YOUR OBJECTIVE → Show each line that has the string "logo" in it.

PROVIDED ENTRIES →
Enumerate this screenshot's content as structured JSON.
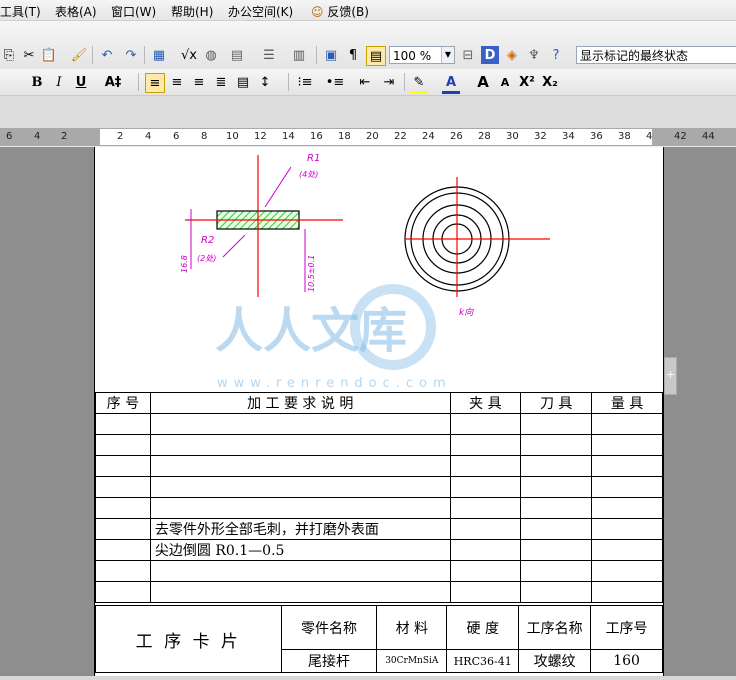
{
  "menubar": {
    "items": [
      {
        "label": "工具(T)",
        "underline_key": "T"
      },
      {
        "label": "表格(A)"
      },
      {
        "label": "窗口(W)"
      },
      {
        "label": "帮助(H)"
      },
      {
        "label": "办公空间(K)"
      },
      {
        "label": "反馈(B)"
      }
    ]
  },
  "toolbar": {
    "zoom": "100 %",
    "markup_state": "显示标记的最终状态",
    "bold": "B",
    "italic": "I",
    "underline": "U",
    "font_color": "A",
    "grow_font": "A",
    "shrink_font": "A",
    "superscript": "X²",
    "subscript": "X₂"
  },
  "ruler": {
    "ticks": [
      "6",
      "4",
      "2",
      "2",
      "4",
      "6",
      "8",
      "10",
      "12",
      "14",
      "16",
      "18",
      "20",
      "22",
      "24",
      "26",
      "28",
      "30",
      "32",
      "34",
      "36",
      "38",
      "4",
      "42",
      "44"
    ]
  },
  "drawing": {
    "label_r1": "R1",
    "label_r1_sub": "(4处)",
    "label_r2": "R2",
    "label_r2_sub": "(2处)",
    "dim_left": "16.8",
    "dim_right": "10.5±0.1",
    "label_k": "k向"
  },
  "watermark": {
    "text": "人人文库",
    "url": "www.renrendoc.com"
  },
  "process_table": {
    "headers": [
      "序 号",
      "加   工   要   求   说   明",
      "夹   具",
      "刀   具",
      "量   具"
    ],
    "rows": [
      [
        "",
        "",
        "",
        "",
        ""
      ],
      [
        "",
        "",
        "",
        "",
        ""
      ],
      [
        "",
        "",
        "",
        "",
        ""
      ],
      [
        "",
        "",
        "",
        "",
        ""
      ],
      [
        "",
        "",
        "",
        "",
        ""
      ],
      [
        "",
        "去零件外形全部毛刺，并打磨外表面",
        "",
        "",
        ""
      ],
      [
        "",
        "尖边倒圆 R0.1—0.5",
        "",
        "",
        ""
      ],
      [
        "",
        "",
        "",
        "",
        ""
      ],
      [
        "",
        "",
        "",
        "",
        ""
      ]
    ]
  },
  "footer_table": {
    "title": "工 序 卡 片",
    "headers": [
      "零件名称",
      "材  料",
      "硬  度",
      "工序名称",
      "工序号"
    ],
    "values": [
      "尾接杆",
      "30CrMnSiA",
      "HRC36-41",
      "攻螺纹",
      "160"
    ]
  },
  "colors": {
    "hatch": "#33cc33",
    "centerline": "#ff0000",
    "annotation": "#cc00cc",
    "watermark": "#5aa7e0"
  }
}
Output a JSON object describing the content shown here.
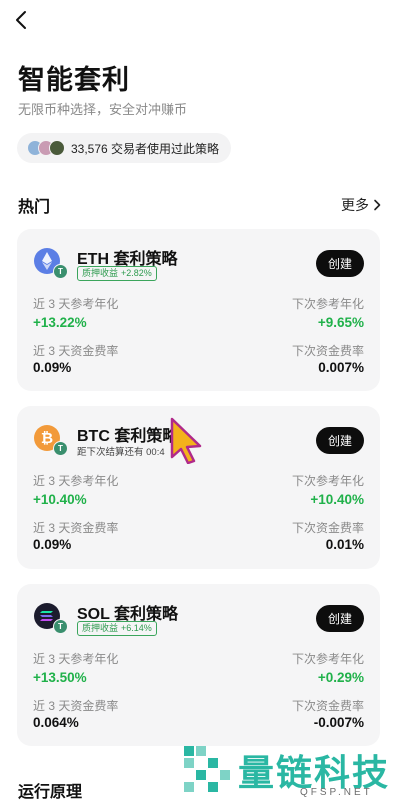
{
  "header": {
    "back_icon": "chevron-left-icon"
  },
  "page": {
    "title": "智能套利",
    "subtitle": "无限币种选择，安全对冲赚币",
    "users_text": "33,576 交易者使用过此策略"
  },
  "hot": {
    "title": "热门",
    "more_label": "更多"
  },
  "cards": [
    {
      "name": "ETH 套利策略",
      "tag_label": "质押收益",
      "tag_value": "+2.82%",
      "create_label": "创建",
      "left_label_1": "近 3 天参考年化",
      "left_value_1": "+13.22%",
      "right_label_1": "下次参考年化",
      "right_value_1": "+9.65%",
      "left_label_2": "近 3 天资金费率",
      "left_value_2": "0.09%",
      "right_label_2": "下次资金费率",
      "right_value_2": "0.007%",
      "coin_color": "#5b7ee5"
    },
    {
      "name": "BTC 套利策略",
      "note": "距下次结算还有 00:4",
      "create_label": "创建",
      "left_label_1": "近 3 天参考年化",
      "left_value_1": "+10.40%",
      "right_label_1": "下次参考年化",
      "right_value_1": "+10.40%",
      "left_label_2": "近 3 天资金费率",
      "left_value_2": "0.09%",
      "right_label_2": "下次资金费率",
      "right_value_2": "0.01%",
      "coin_color": "#f29a3a"
    },
    {
      "name": "SOL 套利策略",
      "tag_label": "质押收益",
      "tag_value": "+6.14%",
      "create_label": "创建",
      "left_label_1": "近 3 天参考年化",
      "left_value_1": "+13.50%",
      "right_label_1": "下次参考年化",
      "right_value_1": "+0.29%",
      "left_label_2": "近 3 天资金费率",
      "left_value_2": "0.064%",
      "right_label_2": "下次资金费率",
      "right_value_2": "-0.007%",
      "coin_color": "#1c1c2e"
    }
  ],
  "bottom": {
    "title": "运行原理"
  },
  "watermark": {
    "text": "量链科技",
    "sub": "QFSP.NET"
  },
  "colors": {
    "positive": "#20b14a",
    "button": "#0d0d0d",
    "card_bg": "#f5f5f6"
  }
}
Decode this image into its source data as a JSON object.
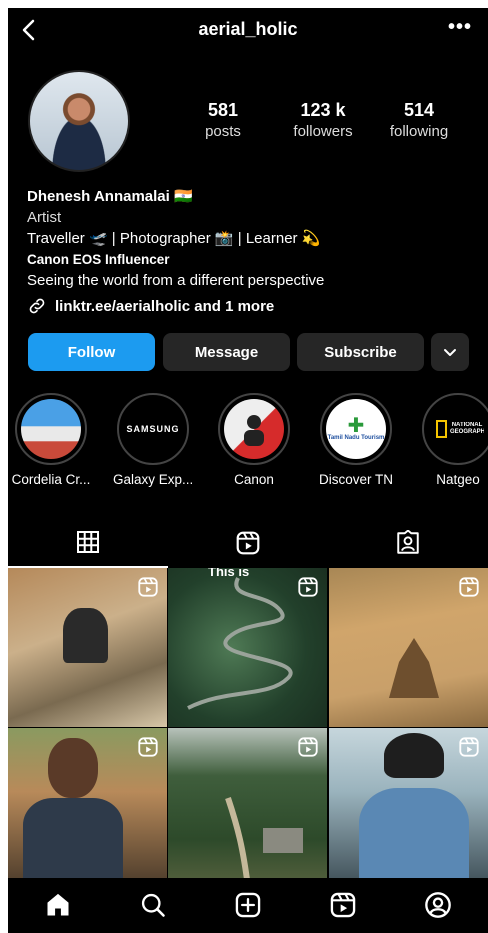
{
  "header": {
    "username": "aerial_holic"
  },
  "profile": {
    "stats": [
      {
        "value": "581",
        "label": "posts"
      },
      {
        "value": "123 k",
        "label": "followers"
      },
      {
        "value": "514",
        "label": "following"
      }
    ],
    "name": "Dhenesh Annamalai 🇮🇳",
    "category": "Artist",
    "bio_line1": "Traveller 🛫 | Photographer 📸 | Learner 💫",
    "bio_line2": "Canon EOS Influencer",
    "bio_line3": "Seeing the world from a different perspective",
    "link": "linktr.ee/aerialholic and 1 more"
  },
  "buttons": {
    "follow": "Follow",
    "message": "Message",
    "subscribe": "Subscribe"
  },
  "highlights": [
    {
      "label": "Cordelia Cr...",
      "logo": ""
    },
    {
      "label": "Galaxy Exp...",
      "logo": "SAMSUNG"
    },
    {
      "label": "Canon",
      "logo": ""
    },
    {
      "label": "Discover TN",
      "logo": "Tamil Nadu Tourism"
    },
    {
      "label": "Natgeo",
      "logo": "NATIONAL GEOGRAPHIC"
    }
  ],
  "grid_posts": [
    {
      "overlay": ""
    },
    {
      "overlay": "This is"
    },
    {
      "overlay": ""
    },
    {
      "overlay": ""
    },
    {
      "overlay": ""
    },
    {
      "overlay": ""
    }
  ],
  "colors": {
    "accent": "#1c9bf0",
    "button": "#262626",
    "background": "#000000"
  },
  "icons": [
    "back-icon",
    "more-icon",
    "link-icon",
    "chevron-down-icon",
    "grid-icon",
    "reels-icon",
    "tagged-icon",
    "home-icon",
    "search-icon",
    "create-icon",
    "profile-icon"
  ]
}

OUTPUT →
      "logo": ""
      "logo": "SAMSUNG"
      "logo": ""
      "logo": "Tamil Nadu Tourism"
      "logo": "NATIONAL GEOGRAPHIC"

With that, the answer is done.